WRITTEN PROBLEM>
Retype the data below without altering anything.
------ GIVEN DATA
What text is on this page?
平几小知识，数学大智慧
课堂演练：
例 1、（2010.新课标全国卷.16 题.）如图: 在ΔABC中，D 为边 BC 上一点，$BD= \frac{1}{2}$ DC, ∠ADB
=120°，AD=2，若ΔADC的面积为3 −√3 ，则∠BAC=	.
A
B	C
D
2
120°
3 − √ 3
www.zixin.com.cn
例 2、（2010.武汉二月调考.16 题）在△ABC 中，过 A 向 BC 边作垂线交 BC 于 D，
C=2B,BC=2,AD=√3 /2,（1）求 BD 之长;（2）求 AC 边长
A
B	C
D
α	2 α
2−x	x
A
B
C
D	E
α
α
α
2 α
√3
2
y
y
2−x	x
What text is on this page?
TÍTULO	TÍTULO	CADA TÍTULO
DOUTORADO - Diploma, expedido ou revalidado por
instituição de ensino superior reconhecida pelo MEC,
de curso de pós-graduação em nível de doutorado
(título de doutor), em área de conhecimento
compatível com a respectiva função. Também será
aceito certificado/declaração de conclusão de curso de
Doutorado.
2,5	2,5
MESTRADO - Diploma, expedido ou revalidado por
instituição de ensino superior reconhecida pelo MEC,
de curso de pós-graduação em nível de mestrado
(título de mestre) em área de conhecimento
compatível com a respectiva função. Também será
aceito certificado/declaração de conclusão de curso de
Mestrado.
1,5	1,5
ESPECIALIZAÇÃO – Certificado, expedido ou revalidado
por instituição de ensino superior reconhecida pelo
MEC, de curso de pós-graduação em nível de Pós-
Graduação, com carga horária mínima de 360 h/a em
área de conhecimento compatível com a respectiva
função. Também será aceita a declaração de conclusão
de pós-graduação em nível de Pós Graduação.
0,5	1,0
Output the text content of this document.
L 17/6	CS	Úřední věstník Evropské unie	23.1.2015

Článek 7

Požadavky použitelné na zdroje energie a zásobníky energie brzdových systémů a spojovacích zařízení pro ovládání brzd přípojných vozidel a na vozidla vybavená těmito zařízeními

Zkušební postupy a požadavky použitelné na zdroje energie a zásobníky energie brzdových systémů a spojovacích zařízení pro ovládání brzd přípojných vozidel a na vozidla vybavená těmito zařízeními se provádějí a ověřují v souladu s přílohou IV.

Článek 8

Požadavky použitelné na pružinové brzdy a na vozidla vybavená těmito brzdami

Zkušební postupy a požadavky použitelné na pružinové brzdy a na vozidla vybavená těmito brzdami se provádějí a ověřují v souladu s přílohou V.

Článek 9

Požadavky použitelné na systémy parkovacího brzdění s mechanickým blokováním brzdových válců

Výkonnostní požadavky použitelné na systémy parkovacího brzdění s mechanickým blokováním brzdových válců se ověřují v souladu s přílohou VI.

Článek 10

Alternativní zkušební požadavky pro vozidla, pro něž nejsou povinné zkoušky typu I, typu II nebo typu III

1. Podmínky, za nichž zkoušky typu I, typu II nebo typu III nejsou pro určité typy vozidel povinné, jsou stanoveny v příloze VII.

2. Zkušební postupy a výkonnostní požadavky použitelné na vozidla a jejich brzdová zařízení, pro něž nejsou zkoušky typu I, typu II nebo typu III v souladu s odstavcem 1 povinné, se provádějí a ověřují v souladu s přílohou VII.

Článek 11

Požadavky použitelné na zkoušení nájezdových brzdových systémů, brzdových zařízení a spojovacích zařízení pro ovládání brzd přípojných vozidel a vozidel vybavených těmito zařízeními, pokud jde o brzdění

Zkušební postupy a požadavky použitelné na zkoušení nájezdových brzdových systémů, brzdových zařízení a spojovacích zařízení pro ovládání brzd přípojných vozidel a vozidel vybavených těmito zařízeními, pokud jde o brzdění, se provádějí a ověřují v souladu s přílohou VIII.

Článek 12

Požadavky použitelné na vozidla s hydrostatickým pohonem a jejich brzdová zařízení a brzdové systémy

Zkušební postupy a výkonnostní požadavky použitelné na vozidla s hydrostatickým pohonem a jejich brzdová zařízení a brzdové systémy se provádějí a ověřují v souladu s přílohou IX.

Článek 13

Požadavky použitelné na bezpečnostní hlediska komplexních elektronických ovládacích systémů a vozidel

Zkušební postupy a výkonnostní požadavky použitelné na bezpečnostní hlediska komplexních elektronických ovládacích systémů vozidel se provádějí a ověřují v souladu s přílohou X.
------------
SOLVED EXERCISE>
What text is on this page?
平几小知识，数学大智慧
课堂演练：
例 1、（2010.新课标全国卷.16 题.）如图: 在ΔABC中，D 为边 BC 上一点，$BD= \frac{1}{2}$ DC, ∠ADB
=120°，AD=2，若ΔADC的面积为3 −√3 ，则∠BAC=	.
A
B	C
D
2
120°
3 − √ 3
www.zixin.com.cn
例 2、（2010.武汉二月调考.16 题）在△ABC 中，过 A 向 BC 边作垂线交 BC 于 D，
C=2B,BC=2,AD=√3 /2,（1）求 BD 之长;（2）求 AC 边长
A
B	C
D
α	2 α
2−x	x
A
B
C
D	E
α
α
α
2 α
√3
2
y
y
2−x	x
What text is on this page?
TÍTULO	TÍTULO	CADA TÍTULO
DOUTORADO - Diploma, expedido ou revalidado por
instituição de ensino superior reconhecida pelo MEC,
de curso de pós-graduação em nível de doutorado
(título de doutor), em área de conhecimento
compatível com a respectiva função. Também será
aceito certificado/declaração de conclusão de curso de
Doutorado.
2,5	2,5
MESTRADO - Diploma, expedido ou revalidado por
instituição de ensino superior reconhecida pelo MEC,
de curso de pós-graduação em nível de mestrado
(título de mestre) em área de conhecimento
compatível com a respectiva função. Também será
aceito certificado/declaração de conclusão de curso de
Mestrado.
1,5	1,5
ESPECIALIZAÇÃO – Certificado, expedido ou revalidado
por instituição de ensino superior reconhecida pelo
MEC, de curso de pós-graduação em nível de Pós-
Graduação, com carga horária mínima de 360 h/a em
área de conhecimento compatível com a respectiva
função. Também será aceita a declaração de conclusão
de pós-graduação em nível de Pós Graduação.
0,5	1,0
Output the text content of this document.
L 17/6	CS	Úřední věstník Evropské unie	23.1.2015

Článek 7

Požadavky použitelné na zdroje energie a zásobníky energie brzdových systémů a spojovacích zařízení pro ovládání brzd přípojných vozidel a na vozidla vybavená těmito zařízeními

Zkušební postupy a požadavky použitelné na zdroje energie a zásobníky energie brzdových systémů a spojovacích zařízení pro ovládání brzd přípojných vozidel a na vozidla vybavená těmito zařízeními se provádějí a ověřují v souladu s přílohou IV.

Článek 8

Požadavky použitelné na pružinové brzdy a na vozidla vybavená těmito brzdami

Zkušební postupy a požadavky použitelné na pružinové brzdy a na vozidla vybavená těmito brzdami se provádějí a ověřují v souladu s přílohou V.

Článek 9

Požadavky použitelné na systémy parkovacího brzdění s mechanickým blokováním brzdových válců

Výkonnostní požadavky použitelné na systémy parkovacího brzdění s mechanickým blokováním brzdových válců se ověřují v souladu s přílohou VI.

Článek 10

Alternativní zkušební požadavky pro vozidla, pro něž nejsou povinné zkoušky typu I, typu II nebo typu III

1. Podmínky, za nichž zkoušky typu I, typu II nebo typu III nejsou pro určité typy vozidel povinné, jsou stanoveny v příloze VII.

2. Zkušební postupy a výkonnostní požadavky použitelné na vozidla a jejich brzdová zařízení, pro něž nejsou zkoušky typu I, typu II nebo typu III v souladu s odstavcem 1 povinné, se provádějí a ověřují v souladu s přílohou VII.

Článek 11

Požadavky použitelné na zkoušení nájezdových brzdových systémů, brzdových zařízení a spojovacích zařízení pro ovládání brzd přípojných vozidel a vozidel vybavených těmito zařízeními, pokud jde o brzdění

Zkušební postupy a požadavky použitelné na zkoušení nájezdových brzdových systémů, brzdových zařízení a spojovacích zařízení pro ovládání brzd přípojných vozidel a vozidel vybavených těmito zařízeními, pokud jde o brzdění, se provádějí a ověřují v souladu s přílohou VIII.

Článek 12

Požadavky použitelné na vozidla s hydrostatickým pohonem a jejich brzdová zařízení a brzdové systémy

Zkušební postupy a výkonnostní požadavky použitelné na vozidla s hydrostatickým pohonem a jejich brzdová zařízení a brzdové systémy se provádějí a ověřují v souladu s přílohou IX.

Článek 13

Požadavky použitelné na bezpečnostní hlediska komplexních elektronických ovládacích systémů a vozidel

Zkušební postupy a výkonnostní požadavky použitelné na bezpečnostní hlediska komplexních elektronických ovládacích systémů vozidel se provádějí a ověřují v souladu s přílohou X.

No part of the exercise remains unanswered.